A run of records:
----

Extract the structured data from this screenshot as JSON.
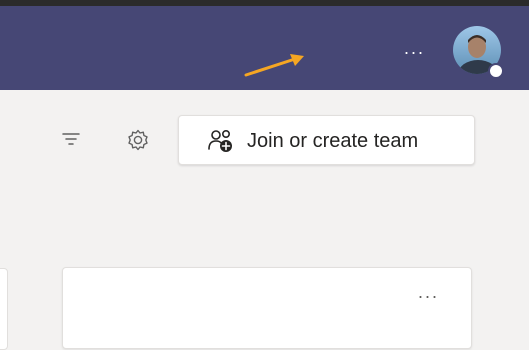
{
  "titlebar": {
    "more_label": "···",
    "avatar_icon": "user-avatar",
    "status_icon": "status-dot-icon",
    "background_color": "#464775"
  },
  "annotation": {
    "arrow_icon": "arrow-icon",
    "color": "#f5a623"
  },
  "toolbar": {
    "filter_icon": "filter-icon",
    "settings_icon": "gear-icon",
    "join_button_icon": "people-add-icon",
    "join_button_label": "Join or create team"
  },
  "team_card": {
    "more_label": "···"
  }
}
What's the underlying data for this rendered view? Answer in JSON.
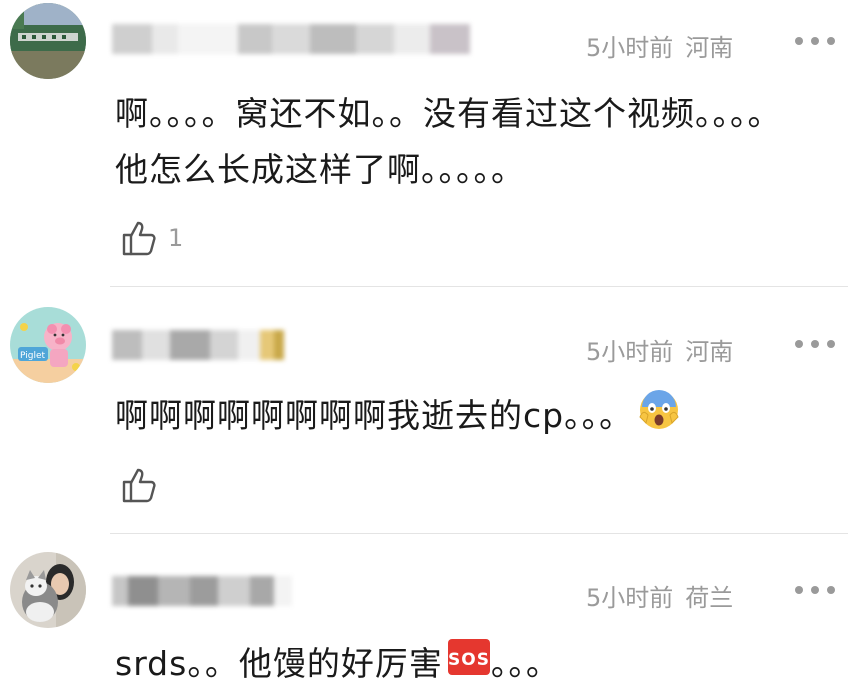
{
  "comments": [
    {
      "time": "5小时前",
      "location": "河南",
      "text": "啊。。。。窝还不如。。没有看过这个视频。。。。他怎么长成这样了啊。。。。。",
      "likes": "1",
      "avatar_icon": "field-photo-avatar"
    },
    {
      "time": "5小时前",
      "location": "河南",
      "text": "啊啊啊啊啊啊啊啊我逝去的cp。。。",
      "emoji": "face-screaming-in-fear-emoji",
      "likes": "",
      "avatar_icon": "cartoon-pig-avatar"
    },
    {
      "time": "5小时前",
      "location": "荷兰",
      "text_before": "srds。。他馒的好厉害",
      "emoji": "sos-button-emoji",
      "text_after": "。。。",
      "likes": "",
      "avatar_icon": "person-with-cat-avatar"
    }
  ],
  "colors": {
    "meta_text": "#9a9a9a",
    "body_text": "#1a1a1a",
    "divider": "#e4e4e4"
  }
}
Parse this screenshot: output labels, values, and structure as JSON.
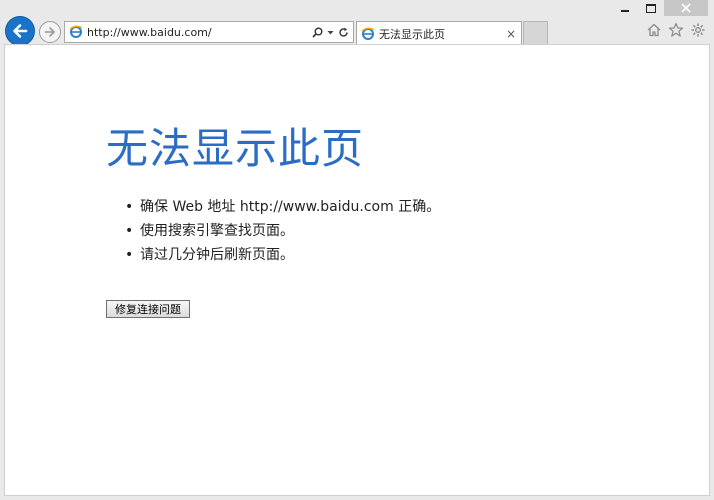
{
  "browser": {
    "address_url": "http://www.baidu.com/",
    "tab_title": "无法显示此页",
    "tab_close": "×"
  },
  "page": {
    "heading": "无法显示此页",
    "tips": [
      "确保 Web 地址 http://www.baidu.com 正确。",
      "使用搜索引擎查找页面。",
      "请过几分钟后刷新页面。"
    ],
    "fix_button_label": "修复连接问题"
  },
  "icons": {
    "back": "back-arrow-icon",
    "forward": "forward-arrow-icon",
    "site": "ie-logo-icon",
    "search": "search-icon",
    "dropdown": "chevron-down-icon",
    "refresh": "refresh-icon",
    "home": "home-icon",
    "favorites": "star-icon",
    "tools": "gear-icon"
  },
  "colors": {
    "accent": "#1a73c6",
    "heading": "#2b6cc4"
  }
}
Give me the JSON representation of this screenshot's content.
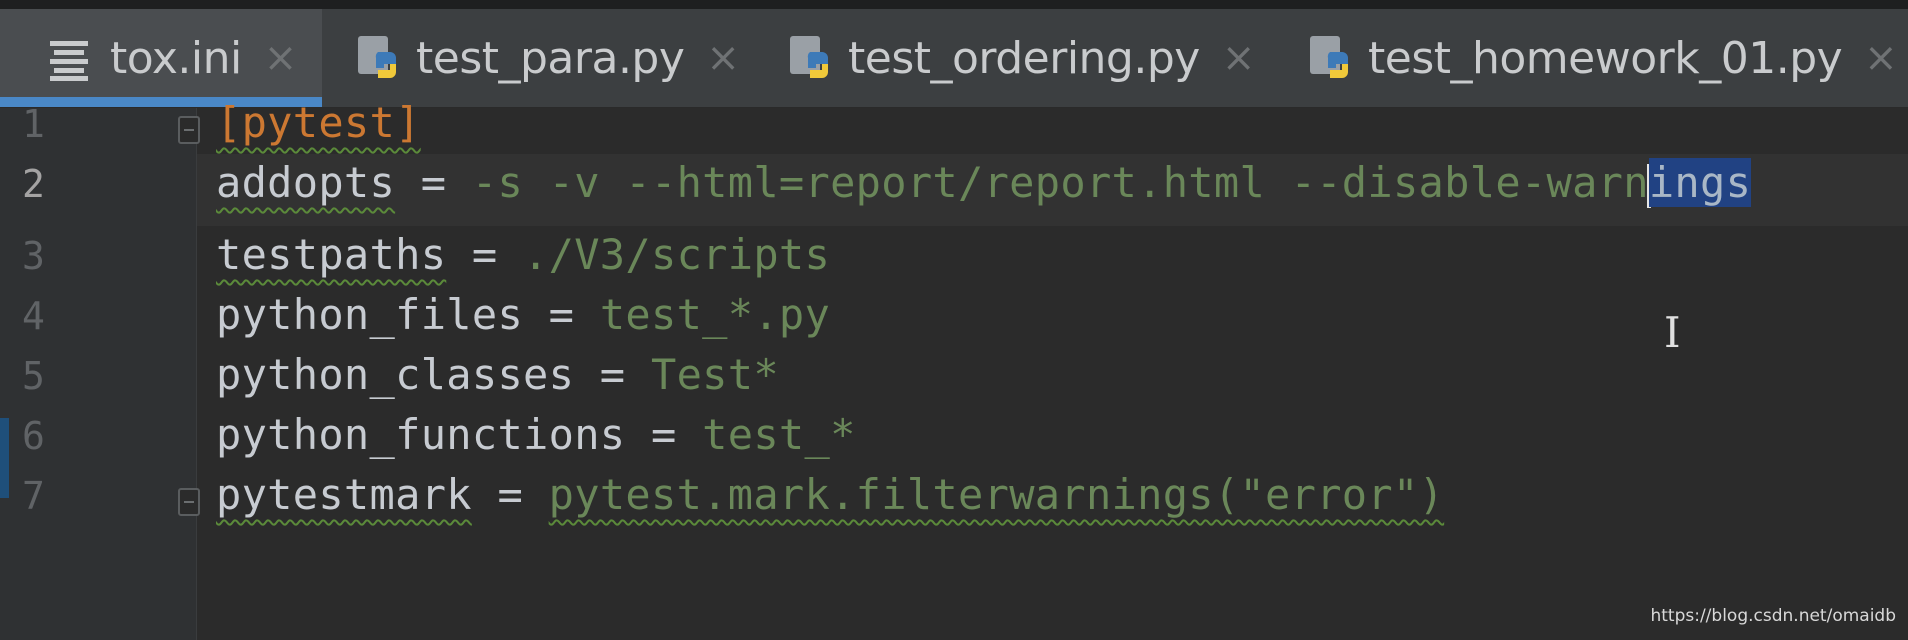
{
  "tabs": [
    {
      "label": "tox.ini",
      "icon": "ini-file-icon",
      "active": true
    },
    {
      "label": "test_para.py",
      "icon": "python-file-icon",
      "active": false
    },
    {
      "label": "test_ordering.py",
      "icon": "python-file-icon",
      "active": false
    },
    {
      "label": "test_homework_01.py",
      "icon": "python-file-icon",
      "active": false
    }
  ],
  "close_glyph": "×",
  "editor": {
    "lines": [
      {
        "no": "1",
        "section": "[pytest]"
      },
      {
        "no": "2",
        "key": "addopts",
        "eq": " = ",
        "value_before_sel": "-s -v --html=report/report.html --disable-warn",
        "value_selected": "ings"
      },
      {
        "no": "3",
        "key": "testpaths",
        "eq": " = ",
        "value": "./V3/scripts"
      },
      {
        "no": "4",
        "key": "python_files",
        "eq": " = ",
        "value": "test_*.py"
      },
      {
        "no": "5",
        "key": "python_classes",
        "eq": " = ",
        "value": "Test*"
      },
      {
        "no": "6",
        "key": "python_functions",
        "eq": " = ",
        "value": "test_*"
      },
      {
        "no": "7",
        "key": "pytestmark",
        "eq": " = ",
        "value": "pytest.mark.filterwarnings(\"error\")"
      }
    ],
    "current_line": "2",
    "mouse_cursor": "I"
  },
  "watermark": "https://blog.csdn.net/omaidb",
  "colors": {
    "accent": "#4a88c7",
    "section": "#cc7832",
    "string_value": "#6a8759",
    "selection": "#214283",
    "background": "#2b2b2b"
  }
}
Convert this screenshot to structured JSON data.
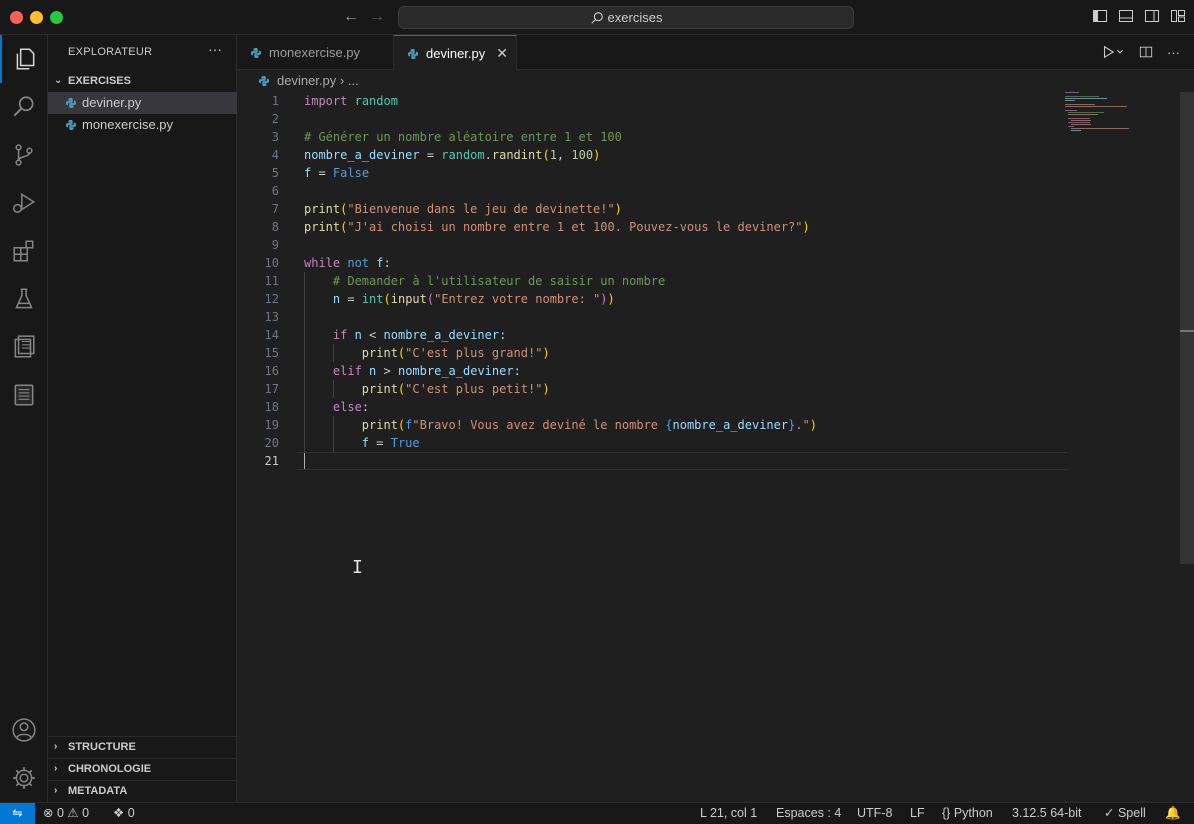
{
  "titlebar": {
    "search_text": "exercises",
    "icons": [
      "arrow-left-icon",
      "arrow-right-icon",
      "search-icon",
      "toggle-sidebar-icon",
      "toggle-panel-icon",
      "toggle-secondary-sidebar-icon",
      "customize-layout-icon"
    ]
  },
  "activitybar": {
    "items": [
      "explorer-icon",
      "search-icon",
      "source-control-icon",
      "run-debug-icon",
      "extensions-icon",
      "testing-icon",
      "remote-explorer-icon",
      "notebook-icon"
    ],
    "bottom": [
      "account-icon",
      "manage-gear-icon"
    ]
  },
  "sidebar": {
    "title": "EXPLORATEUR",
    "more": "···",
    "folder": "EXERCISES",
    "files": [
      "deviner.py",
      "monexercise.py"
    ],
    "sections": [
      "STRUCTURE",
      "CHRONOLOGIE",
      "METADATA"
    ]
  },
  "tabs": [
    {
      "label": "monexercise.py",
      "active": false
    },
    {
      "label": "deviner.py",
      "active": true
    }
  ],
  "tab_close": "✕",
  "breadcrumb": {
    "file": "deviner.py",
    "sep": "›",
    "rest": "..."
  },
  "editor": {
    "line_numbers": [
      "1",
      "2",
      "3",
      "4",
      "5",
      "6",
      "7",
      "8",
      "9",
      "10",
      "11",
      "12",
      "13",
      "14",
      "15",
      "16",
      "17",
      "18",
      "19",
      "20",
      "21"
    ],
    "current_line": 21,
    "colors": {
      "keyword": "#c586c0",
      "builtin": "#569cd6",
      "function": "#dcdcaa",
      "variable": "#9cdcfe",
      "string": "#ce9178",
      "number": "#b5cea8",
      "comment": "#6a9955"
    }
  },
  "statusbar": {
    "errors": "0",
    "warnings": "0",
    "ports": "0",
    "position": "L 21, col 1",
    "spaces": "Espaces : 4",
    "encoding": "UTF-8",
    "eol": "LF",
    "language": "Python",
    "interpreter": "3.12.5 64-bit",
    "spell": "Spell",
    "accent": "#0078d4"
  }
}
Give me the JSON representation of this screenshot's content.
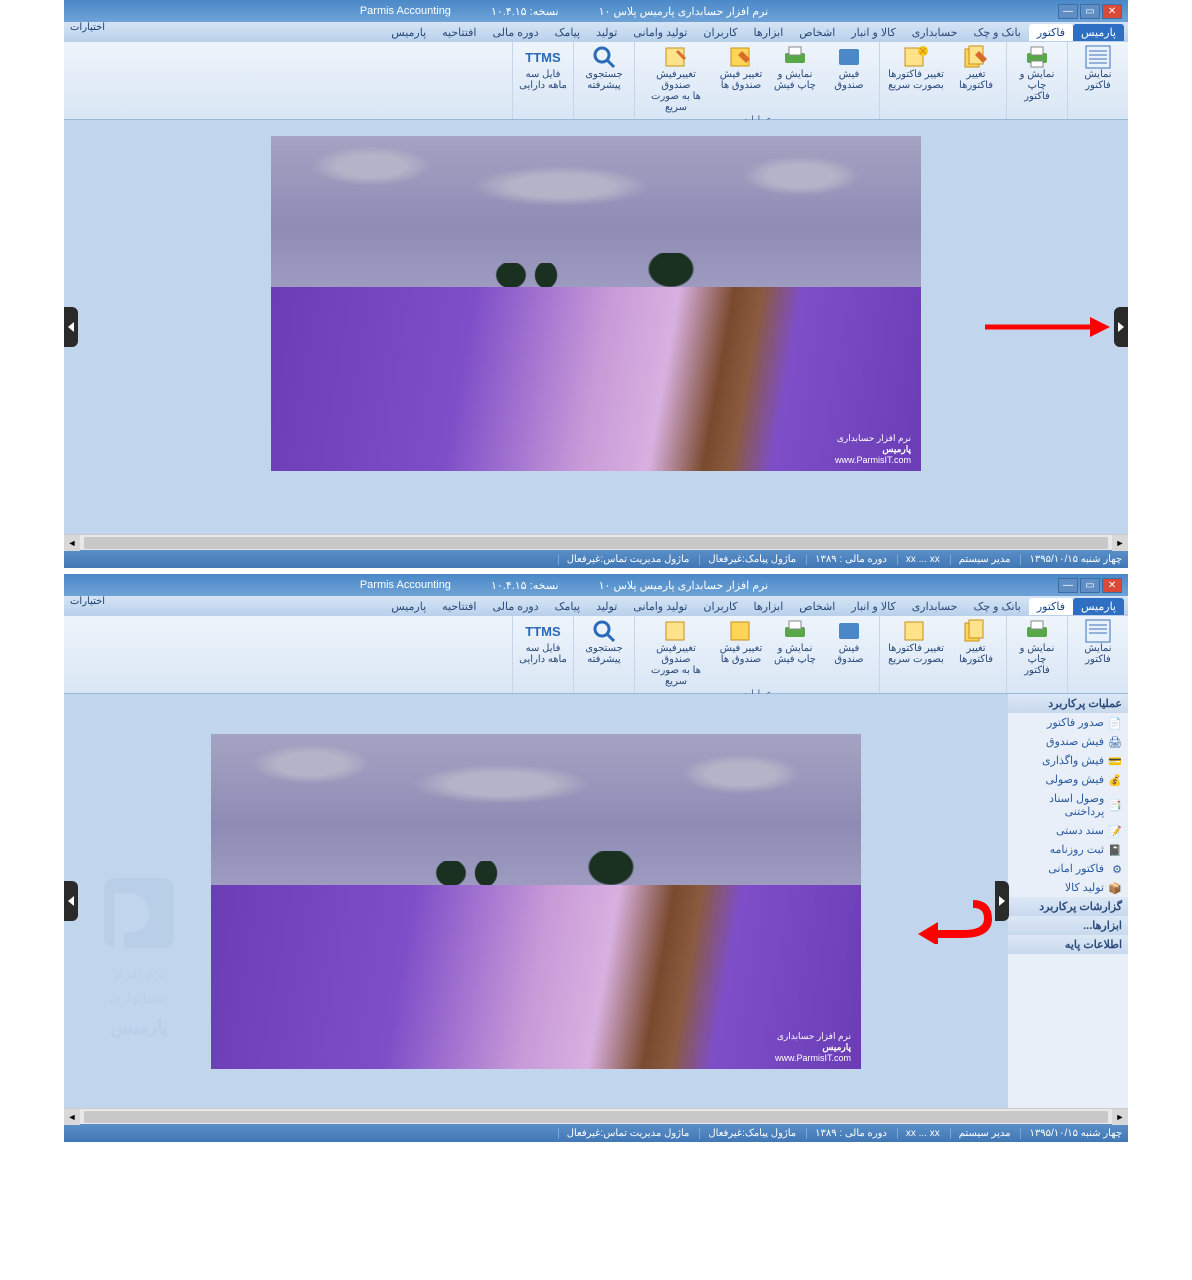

----

Your task is to repeat the material above exactly, without its pictures.

- **Exercise solution**:
Extract the structured data from this screenshot as JSON.
{
  "titlebar": {
    "more_label": "···",
    "avatar_icon": "user-avatar",
    "status_icon": "status-dot-icon",
    "background_color": "#464775"
  },
  "annotation": {
    "arrow_icon": "arrow-icon",
    "color": "#f5a623"
  },
  "toolbar": {
    "filter_icon": "filter-icon",
    "settings_icon": "gear-icon",
    "join_button_icon": "people-add-icon",
    "join_button_label": "Join or create team"
  },
  "team_card": {
    "more_label": "···"
  }
}
What's the underlying data for this rendered view? Answer in JSON.
{
  "comments": [
    {
      "time": "5小时前",
      "location": "河南",
      "text": "啊。。。。窝还不如。。没有看过这个视频。。。。他怎么长成这样了啊。。。。。",
      "likes": "1",
      "avatar_icon": "field-photo-avatar"
    },
    {
      "time": "5小时前",
      "location": "河南",
      "text": "啊啊啊啊啊啊啊啊我逝去的cp。。。",
      "emoji": "face-screaming-in-fear-emoji",
      "likes": "",
      "avatar_icon": "cartoon-pig-avatar"
    },
    {
      "time": "5小时前",
      "location": "荷兰",
      "text_before": "srds。。他馒的好厉害",
      "emoji": "sos-button-emoji",
      "text_after": "。。。",
      "likes": "",
      "avatar_icon": "person-with-cat-avatar"
    }
  ],
  "colors": {
    "meta_text": "#9a9a9a",
    "body_text": "#1a1a1a",
    "divider": "#e4e4e4"
  }
}
Parse this screenshot: output labels, values, and structure as JSON.
{
  "browser": {
    "address_url": "http://www.baidu.com/",
    "tab_title": "无法显示此页",
    "tab_close": "×"
  },
  "page": {
    "heading": "无法显示此页",
    "tips": [
      "确保 Web 地址 http://www.baidu.com 正确。",
      "使用搜索引擎查找页面。",
      "请过几分钟后刷新页面。"
    ],
    "fix_button_label": "修复连接问题"
  },
  "icons": {
    "back": "back-arrow-icon",
    "forward": "forward-arrow-icon",
    "site": "ie-logo-icon",
    "search": "search-icon",
    "dropdown": "chevron-down-icon",
    "refresh": "refresh-icon",
    "home": "home-icon",
    "favorites": "star-icon",
    "tools": "gear-icon"
  },
  "colors": {
    "accent": "#1a73c6",
    "heading": "#2b6cc4"
  }
}
Give me the JSON representation of this screenshot's content.
{
  "tabs": [
    {
      "label": "tox.ini",
      "icon": "ini-file-icon",
      "active": true
    },
    {
      "label": "test_para.py",
      "icon": "python-file-icon",
      "active": false
    },
    {
      "label": "test_ordering.py",
      "icon": "python-file-icon",
      "active": false
    },
    {
      "label": "test_homework_01.py",
      "icon": "python-file-icon",
      "active": false
    }
  ],
  "close_glyph": "×",
  "editor": {
    "lines": [
      {
        "no": "1",
        "section": "[pytest]"
      },
      {
        "no": "2",
        "key": "addopts",
        "eq": " = ",
        "value_before_sel": "-s -v --html=report/report.html --disable-warn",
        "value_selected": "ings"
      },
      {
        "no": "3",
        "key": "testpaths",
        "eq": " = ",
        "value": "./V3/scripts"
      },
      {
        "no": "4",
        "key": "python_files",
        "eq": " = ",
        "value": "test_*.py"
      },
      {
        "no": "5",
        "key": "python_classes",
        "eq": " = ",
        "value": "Test*"
      },
      {
        "no": "6",
        "key": "python_functions",
        "eq": " = ",
        "value": "test_*"
      },
      {
        "no": "7",
        "key": "pytestmark",
        "eq": " = ",
        "value": "pytest.mark.filterwarnings(\"error\")"
      }
    ],
    "current_line": "2",
    "mouse_cursor": "I"
  },
  "watermark": "https://blog.csdn.net/omaidb",
  "colors": {
    "accent": "#4a88c7",
    "section": "#cc7832",
    "string_value": "#6a8759",
    "selection": "#214283",
    "background": "#2b2b2b"
  }
}
Convert this screenshot to structured JSON data.
{
  "titlebar": {
    "search_text": "exercises",
    "icons": [
      "arrow-left-icon",
      "arrow-right-icon",
      "search-icon",
      "toggle-sidebar-icon",
      "toggle-panel-icon",
      "toggle-secondary-sidebar-icon",
      "customize-layout-icon"
    ]
  },
  "activitybar": {
    "items": [
      "explorer-icon",
      "search-icon",
      "source-control-icon",
      "run-debug-icon",
      "extensions-icon",
      "testing-icon",
      "remote-explorer-icon",
      "notebook-icon"
    ],
    "bottom": [
      "account-icon",
      "manage-gear-icon"
    ]
  },
  "sidebar": {
    "title": "EXPLORATEUR",
    "more": "···",
    "folder": "EXERCISES",
    "files": [
      "deviner.py",
      "monexercise.py"
    ],
    "sections": [
      "STRUCTURE",
      "CHRONOLOGIE",
      "METADATA"
    ]
  },
  "tabs": [
    {
      "label": "monexercise.py",
      "active": false
    },
    {
      "label": "deviner.py",
      "active": true
    }
  ],
  "tab_close": "✕",
  "breadcrumb": {
    "file": "deviner.py",
    "sep": "›",
    "rest": "..."
  },
  "editor": {
    "line_numbers": [
      "1",
      "2",
      "3",
      "4",
      "5",
      "6",
      "7",
      "8",
      "9",
      "10",
      "11",
      "12",
      "13",
      "14",
      "15",
      "16",
      "17",
      "18",
      "19",
      "20",
      "21"
    ],
    "current_line": 21,
    "colors": {
      "keyword": "#c586c0",
      "builtin": "#569cd6",
      "function": "#dcdcaa",
      "variable": "#9cdcfe",
      "string": "#ce9178",
      "number": "#b5cea8",
      "comment": "#6a9955"
    }
  },
  "statusbar": {
    "errors": "0",
    "warnings": "0",
    "ports": "0",
    "position": "L 21, col 1",
    "spaces": "Espaces : 4",
    "encoding": "UTF-8",
    "eol": "LF",
    "language": "Python",
    "interpreter": "3.12.5 64-bit",
    "spell": "Spell",
    "accent": "#0078d4"
  }
}
Give me the JSON representation of this screenshot's content.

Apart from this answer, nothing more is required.